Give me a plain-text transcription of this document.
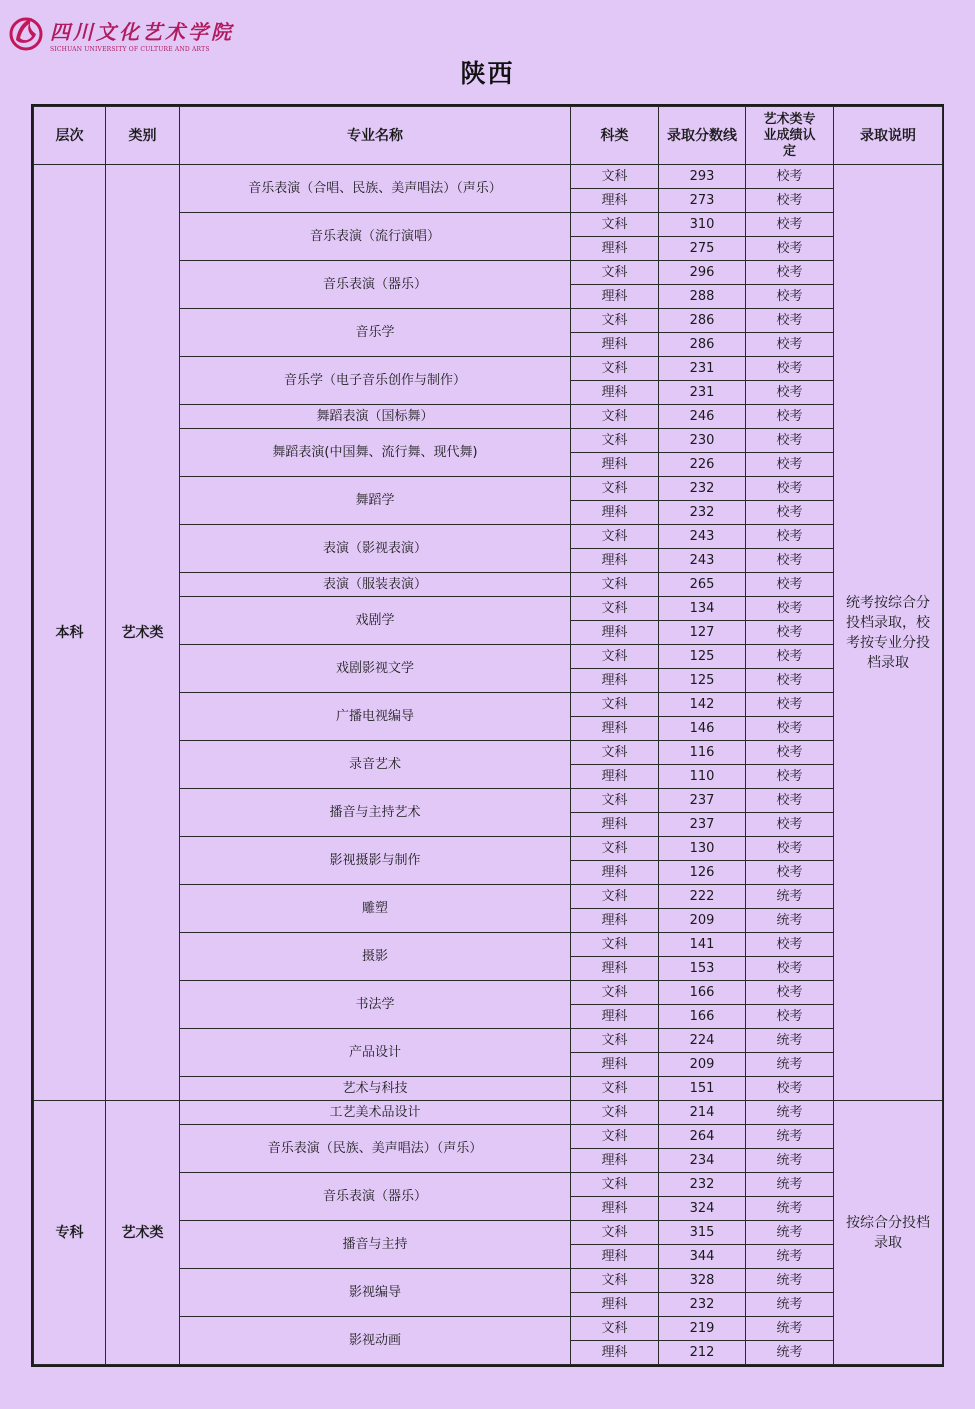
四川文化艺术学院
SICHUAN UNIVERSITY OF CULTURE AND ARTS
陕西
层次	类别	专业名称	科类	录取分数线	艺术类专业成绩认定	录取说明
本科	艺术类	音乐表演（合唱、民族、美声唱法）（声乐）	文科	293	校考	统考按综合分投档录取，校考按专业分投档录取
			理科	273	校考	
		音乐表演（流行演唱）	文科	310	校考	
			理科	275	校考	
		音乐表演（器乐）	文科	296	校考	
			理科	288	校考	
		音乐学	文科	286	校考	
			理科	286	校考	
		音乐学（电子音乐创作与制作）	文科	231	校考	
			理科	231	校考	
		舞蹈表演（国标舞）	文科	246	校考	
		舞蹈表演(中国舞、流行舞、现代舞)	文科	230	校考	
			理科	226	校考	
		舞蹈学	文科	232	校考	
			理科	232	校考	
		表演（影视表演）	文科	243	校考	
			理科	243	校考	
		表演（服装表演）	文科	265	校考	
		戏剧学	文科	134	校考	
			理科	127	校考	
		戏剧影视文学	文科	125	校考	
			理科	125	校考	
		广播电视编导	文科	142	校考	
			理科	146	校考	
		录音艺术	文科	116	校考	
			理科	110	校考	
		播音与主持艺术	文科	237	校考	
			理科	237	校考	
		影视摄影与制作	文科	130	校考	
			理科	126	校考	
		雕塑	文科	222	统考	
			理科	209	统考	
		摄影	文科	141	校考	
			理科	153	校考	
		书法学	文科	166	校考	
			理科	166	校考	
		产品设计	文科	224	统考	
			理科	209	统考	
		艺术与科技	文科	151	校考	
专科	艺术类	工艺美术品设计	文科	214	统考	按综合分投档录取
		音乐表演（民族、美声唱法）（声乐）	文科	264	统考	
			理科	234	统考	
		音乐表演（器乐）	文科	232	统考	
			理科	324	统考	
		播音与主持	文科	315	统考	
			理科	344	统考	
		影视编导	文科	328	统考	
			理科	232	统考	
		影视动画	文科	219	统考	
			理科	212	统考	
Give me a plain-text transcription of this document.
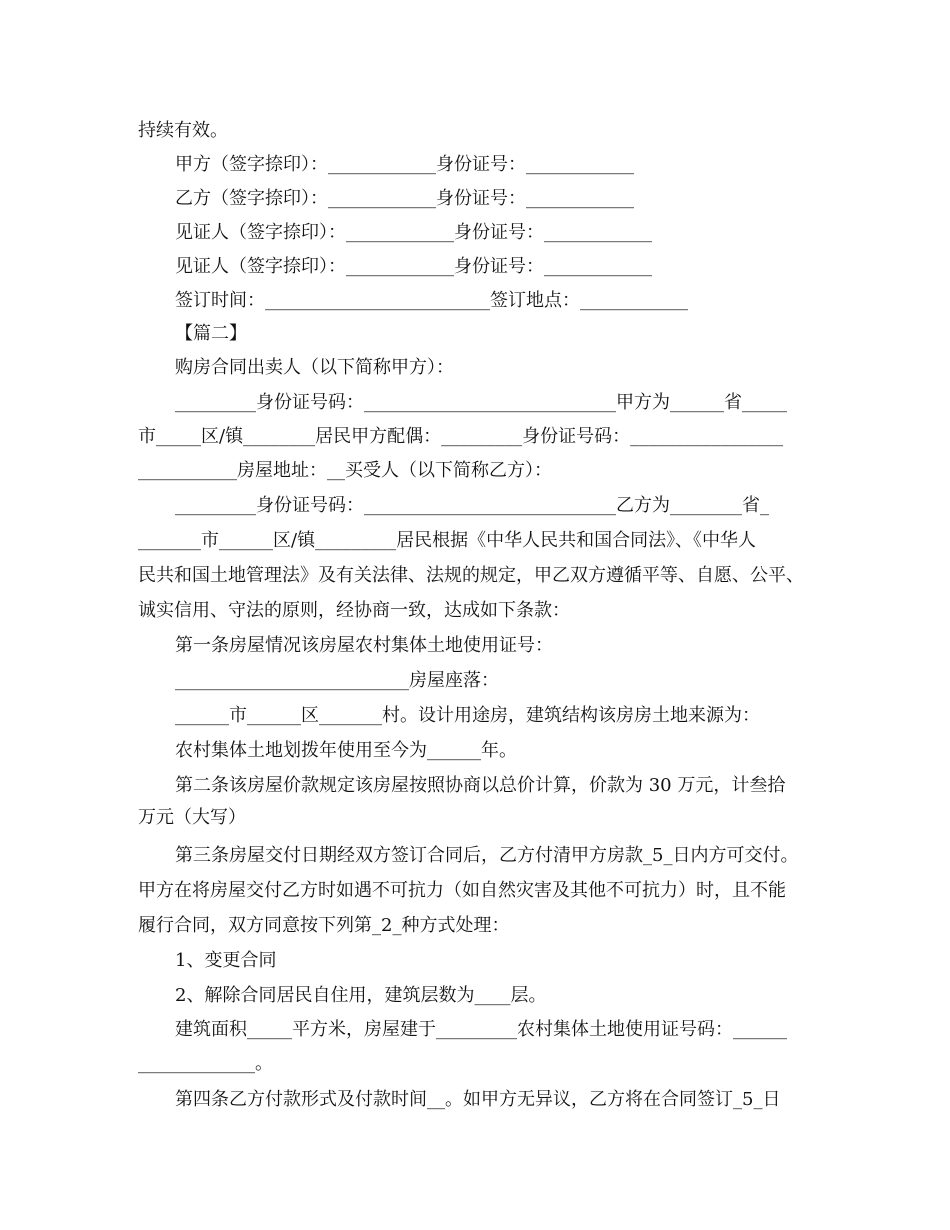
持续有效。
甲方（签字捺印）：____________身份证号：____________
乙方（签字捺印）：____________身份证号：____________
见证人（签字捺印）：____________身份证号：____________
见证人（签字捺印）：____________身份证号：____________
签订时间：_________________________签订地点：____________
【篇二】
购房合同出卖人（以下简称甲方）：
_________身份证号码：____________________________甲方为______省_____
市_____区/镇________居民甲方配偶：_________身份证号码：_________________
___________房屋地址：__买受人（以下简称乙方）：
_________身份证号码：____________________________乙方为________省_
_______市______区/镇_________居民根据《中华人民共和国合同法》、《中华人
民共和国土地管理法》及有关法律、法规的规定，甲乙双方遵循平等、自愿、公平、
诚实信用、守法的原则，经协商一致，达成如下条款：
第一条房屋情况该房屋农村集体土地使用证号：
__________________________房屋座落：
______市______区_______村。设计用途房，建筑结构该房房土地来源为：
农村集体土地划拨年使用至今为______年。
第二条该房屋价款规定该房屋按照协商以总价计算，价款为 30 万元，计叁拾
万元（大写）
第三条房屋交付日期经双方签订合同后，乙方付清甲方房款_5_日内方可交付。
甲方在将房屋交付乙方时如遇不可抗力（如自然灾害及其他不可抗力）时，且不能
履行合同，双方同意按下列第_2_种方式处理：
1、变更合同
2、解除合同居民自住用，建筑层数为____层。
建筑面积_____平方米，房屋建于_________农村集体土地使用证号码：______
_____________。
第四条乙方付款形式及付款时间__。如甲方无异议，乙方将在合同签订_5_日
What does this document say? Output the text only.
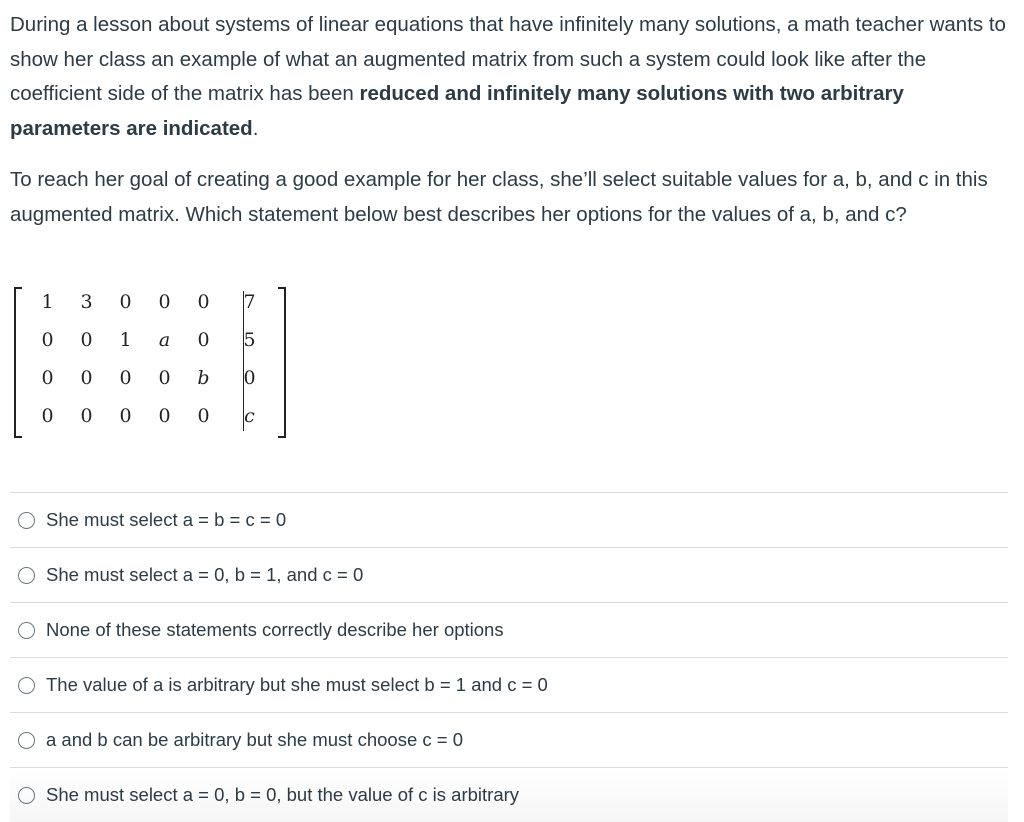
During a lesson about systems of linear equations that have infinitely many solutions, a math teacher wants to show her class an example of what an augmented matrix from such a system could look like after the coefficient side of the matrix has been reduced and infinitely many solutions with two arbitrary parameters are indicated.

To reach her goal of creating a good example for her class, she’ll select suitable values for a, b, and c in this augmented matrix. Which statement below best describes her options for the values of a, b, and c?

1	3	0	0	0	7
0	0	1	a	0	5
0	0	0	0	b	0
0	0	0	0	0	c
She must select a = b = c = 0
She must select a = 0, b = 1, and c = 0
None of these statements correctly describe her options
The value of a is arbitrary but she must select b = 1 and c = 0
a and b can be arbitrary but she must choose c = 0
She must select a = 0, b = 0, but the value of c is arbitrary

————

Exercise objective
Excluding the pictures, reproduce every entry exactly as given.

Answer below
Give me a plain-text transcription of this document.
四川文化艺术学院
SICHUAN UNIVERSITY OF CULTURE AND ARTS
陕西
层次	类别	专业名称	科类	录取分数线	艺术类专业成绩认定	录取说明
本科	艺术类	音乐表演（合唱、民族、美声唱法）（声乐）	文科	293	校考	统考按综合分投档录取，校考按专业分投档录取
			理科	273	校考	
		音乐表演（流行演唱）	文科	310	校考	
			理科	275	校考	
		音乐表演（器乐）	文科	296	校考	
			理科	288	校考	
		音乐学	文科	286	校考	
			理科	286	校考	
		音乐学（电子音乐创作与制作）	文科	231	校考	
			理科	231	校考	
		舞蹈表演（国标舞）	文科	246	校考	
		舞蹈表演(中国舞、流行舞、现代舞)	文科	230	校考	
			理科	226	校考	
		舞蹈学	文科	232	校考	
			理科	232	校考	
		表演（影视表演）	文科	243	校考	
			理科	243	校考	
		表演（服装表演）	文科	265	校考	
		戏剧学	文科	134	校考	
			理科	127	校考	
		戏剧影视文学	文科	125	校考	
			理科	125	校考	
		广播电视编导	文科	142	校考	
			理科	146	校考	
		录音艺术	文科	116	校考	
			理科	110	校考	
		播音与主持艺术	文科	237	校考	
			理科	237	校考	
		影视摄影与制作	文科	130	校考	
			理科	126	校考	
		雕塑	文科	222	统考	
			理科	209	统考	
		摄影	文科	141	校考	
			理科	153	校考	
		书法学	文科	166	校考	
			理科	166	校考	
		产品设计	文科	224	统考	
			理科	209	统考	
		艺术与科技	文科	151	校考	
专科	艺术类	工艺美术品设计	文科	214	统考	按综合分投档录取
		音乐表演（民族、美声唱法）（声乐）	文科	264	统考	
			理科	234	统考	
		音乐表演（器乐）	文科	232	统考	
			理科	324	统考	
		播音与主持	文科	315	统考	
			理科	344	统考	
		影视编导	文科	328	统考	
			理科	232	统考	
		影视动画	文科	219	统考	
			理科	212	统考	
Give me a plain-text transcription of this document.
持续有效。
甲方（签字捺印）：____________身份证号：____________
乙方（签字捺印）：____________身份证号：____________
见证人（签字捺印）：____________身份证号：____________
见证人（签字捺印）：____________身份证号：____________
签订时间：_________________________签订地点：____________
【篇二】
购房合同出卖人（以下简称甲方）：
_________身份证号码：____________________________甲方为______省_____
市_____区/镇________居民甲方配偶：_________身份证号码：_________________
___________房屋地址：__买受人（以下简称乙方）：
_________身份证号码：____________________________乙方为________省_
_______市______区/镇_________居民根据《中华人民共和国合同法》、《中华人
民共和国土地管理法》及有关法律、法规的规定，甲乙双方遵循平等、自愿、公平、
诚实信用、守法的原则，经协商一致，达成如下条款：
第一条房屋情况该房屋农村集体土地使用证号：
__________________________房屋座落：
______市______区_______村。设计用途房，建筑结构该房房土地来源为：
农村集体土地划拨年使用至今为______年。
第二条该房屋价款规定该房屋按照协商以总价计算，价款为 30 万元，计叁拾
万元（大写）
第三条房屋交付日期经双方签订合同后，乙方付清甲方房款_5_日内方可交付。
甲方在将房屋交付乙方时如遇不可抗力（如自然灾害及其他不可抗力）时，且不能
履行合同，双方同意按下列第_2_种方式处理：
1、变更合同
2、解除合同居民自住用，建筑层数为____层。
建筑面积_____平方米，房屋建于_________农村集体土地使用证号码：______
_____________。
第四条乙方付款形式及付款时间__。如甲方无异议，乙方将在合同签订_5_日
What does this document say? Output the text only.
During a lesson about systems of linear equations that have infinitely many solutions, a math teacher wants to show her class an example of what an augmented matrix from such a system could look like after the coefficient side of the matrix has been reduced and infinitely many solutions with two arbitrary parameters are indicated.

To reach her goal of creating a good example for her class, she’ll select suitable values for a, b, and c in this augmented matrix. Which statement below best describes her options for the values of a, b, and c?

1	3	0	0	0	7
0	0	1	a	0	5
0	0	0	0	b	0
0	0	0	0	0	c
She must select a = b = c = 0
She must select a = 0, b = 1, and c = 0
None of these statements correctly describe her options
The value of a is arbitrary but she must select b = 1 and c = 0
a and b can be arbitrary but she must choose c = 0
She must select a = 0, b = 0, but the value of c is arbitrary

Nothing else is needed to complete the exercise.